Boxed element entries
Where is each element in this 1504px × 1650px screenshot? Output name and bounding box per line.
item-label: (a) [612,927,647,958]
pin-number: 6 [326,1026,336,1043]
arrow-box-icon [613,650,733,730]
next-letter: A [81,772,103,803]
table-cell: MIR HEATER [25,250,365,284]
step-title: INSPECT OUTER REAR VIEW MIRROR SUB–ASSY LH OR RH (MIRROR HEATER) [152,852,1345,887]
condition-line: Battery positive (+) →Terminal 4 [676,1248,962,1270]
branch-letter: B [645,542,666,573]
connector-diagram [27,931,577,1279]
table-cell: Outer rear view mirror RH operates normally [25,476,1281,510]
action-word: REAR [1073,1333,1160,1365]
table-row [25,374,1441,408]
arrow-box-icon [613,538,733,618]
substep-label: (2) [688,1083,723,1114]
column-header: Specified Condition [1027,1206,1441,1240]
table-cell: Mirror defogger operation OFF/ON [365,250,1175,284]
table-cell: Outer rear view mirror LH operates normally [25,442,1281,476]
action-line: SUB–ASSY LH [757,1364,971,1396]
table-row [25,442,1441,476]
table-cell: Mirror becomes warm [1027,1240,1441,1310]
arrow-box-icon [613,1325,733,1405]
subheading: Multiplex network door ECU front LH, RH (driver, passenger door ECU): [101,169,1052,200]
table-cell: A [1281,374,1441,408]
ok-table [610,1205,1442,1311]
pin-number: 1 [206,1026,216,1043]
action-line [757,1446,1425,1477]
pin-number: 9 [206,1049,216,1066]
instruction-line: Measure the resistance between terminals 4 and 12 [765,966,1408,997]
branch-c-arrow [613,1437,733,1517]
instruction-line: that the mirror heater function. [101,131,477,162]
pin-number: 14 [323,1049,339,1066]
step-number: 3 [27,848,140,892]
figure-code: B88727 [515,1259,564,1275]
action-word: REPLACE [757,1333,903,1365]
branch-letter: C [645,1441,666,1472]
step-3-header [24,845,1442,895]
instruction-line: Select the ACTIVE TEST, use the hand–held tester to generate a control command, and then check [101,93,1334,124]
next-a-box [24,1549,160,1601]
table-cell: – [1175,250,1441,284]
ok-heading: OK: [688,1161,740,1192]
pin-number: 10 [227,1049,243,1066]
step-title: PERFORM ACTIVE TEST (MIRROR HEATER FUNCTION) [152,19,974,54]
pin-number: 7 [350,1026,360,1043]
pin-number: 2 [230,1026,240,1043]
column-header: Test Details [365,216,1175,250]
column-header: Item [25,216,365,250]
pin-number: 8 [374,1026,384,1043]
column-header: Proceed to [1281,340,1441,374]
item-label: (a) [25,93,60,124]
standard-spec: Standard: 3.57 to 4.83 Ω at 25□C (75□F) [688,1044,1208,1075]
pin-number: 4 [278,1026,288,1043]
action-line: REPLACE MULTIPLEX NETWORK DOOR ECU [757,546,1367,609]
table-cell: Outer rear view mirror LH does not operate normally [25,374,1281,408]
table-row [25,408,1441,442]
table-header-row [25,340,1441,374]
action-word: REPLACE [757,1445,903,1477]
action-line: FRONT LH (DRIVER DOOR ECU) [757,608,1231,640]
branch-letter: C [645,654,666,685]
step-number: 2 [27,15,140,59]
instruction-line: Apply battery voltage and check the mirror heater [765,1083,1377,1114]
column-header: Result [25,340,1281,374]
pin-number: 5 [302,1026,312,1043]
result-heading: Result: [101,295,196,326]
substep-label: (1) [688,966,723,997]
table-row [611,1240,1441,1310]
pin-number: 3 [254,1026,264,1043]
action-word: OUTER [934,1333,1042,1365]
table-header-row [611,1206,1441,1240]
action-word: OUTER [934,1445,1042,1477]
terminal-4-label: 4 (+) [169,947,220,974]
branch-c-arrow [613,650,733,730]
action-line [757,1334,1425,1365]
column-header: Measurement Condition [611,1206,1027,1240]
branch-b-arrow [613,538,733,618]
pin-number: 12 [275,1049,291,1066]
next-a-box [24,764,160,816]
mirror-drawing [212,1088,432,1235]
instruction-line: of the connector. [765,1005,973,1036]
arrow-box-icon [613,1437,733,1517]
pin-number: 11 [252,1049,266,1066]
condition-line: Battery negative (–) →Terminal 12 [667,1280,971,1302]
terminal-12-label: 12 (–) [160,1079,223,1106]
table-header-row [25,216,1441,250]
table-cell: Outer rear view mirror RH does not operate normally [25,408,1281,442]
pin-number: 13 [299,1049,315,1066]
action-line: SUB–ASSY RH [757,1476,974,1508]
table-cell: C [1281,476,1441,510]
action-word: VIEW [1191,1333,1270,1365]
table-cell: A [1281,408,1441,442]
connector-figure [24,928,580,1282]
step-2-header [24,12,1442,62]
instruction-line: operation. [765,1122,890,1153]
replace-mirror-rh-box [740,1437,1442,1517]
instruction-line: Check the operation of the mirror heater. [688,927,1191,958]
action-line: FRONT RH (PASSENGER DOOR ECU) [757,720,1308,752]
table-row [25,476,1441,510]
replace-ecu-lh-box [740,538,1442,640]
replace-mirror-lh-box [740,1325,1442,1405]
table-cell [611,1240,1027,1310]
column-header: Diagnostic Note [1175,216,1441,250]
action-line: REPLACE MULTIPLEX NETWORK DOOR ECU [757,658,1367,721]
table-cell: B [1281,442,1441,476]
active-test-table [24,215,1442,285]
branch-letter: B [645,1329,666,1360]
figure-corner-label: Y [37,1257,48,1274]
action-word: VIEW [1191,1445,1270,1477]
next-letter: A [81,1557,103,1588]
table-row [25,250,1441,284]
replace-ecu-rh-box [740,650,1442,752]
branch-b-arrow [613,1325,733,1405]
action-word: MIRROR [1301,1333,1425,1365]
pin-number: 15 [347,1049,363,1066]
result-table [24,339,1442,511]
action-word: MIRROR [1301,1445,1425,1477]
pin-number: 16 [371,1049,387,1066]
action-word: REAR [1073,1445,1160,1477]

= WHAT YOU SHOULD DO =
Show each row above that contains the string "next" by copying it in full.

= TASK RESPONSE =
next-letter: A [81,772,103,803]
next-a-box [24,1549,160,1601]
next-a-box [24,764,160,816]
next-letter: A [81,1557,103,1588]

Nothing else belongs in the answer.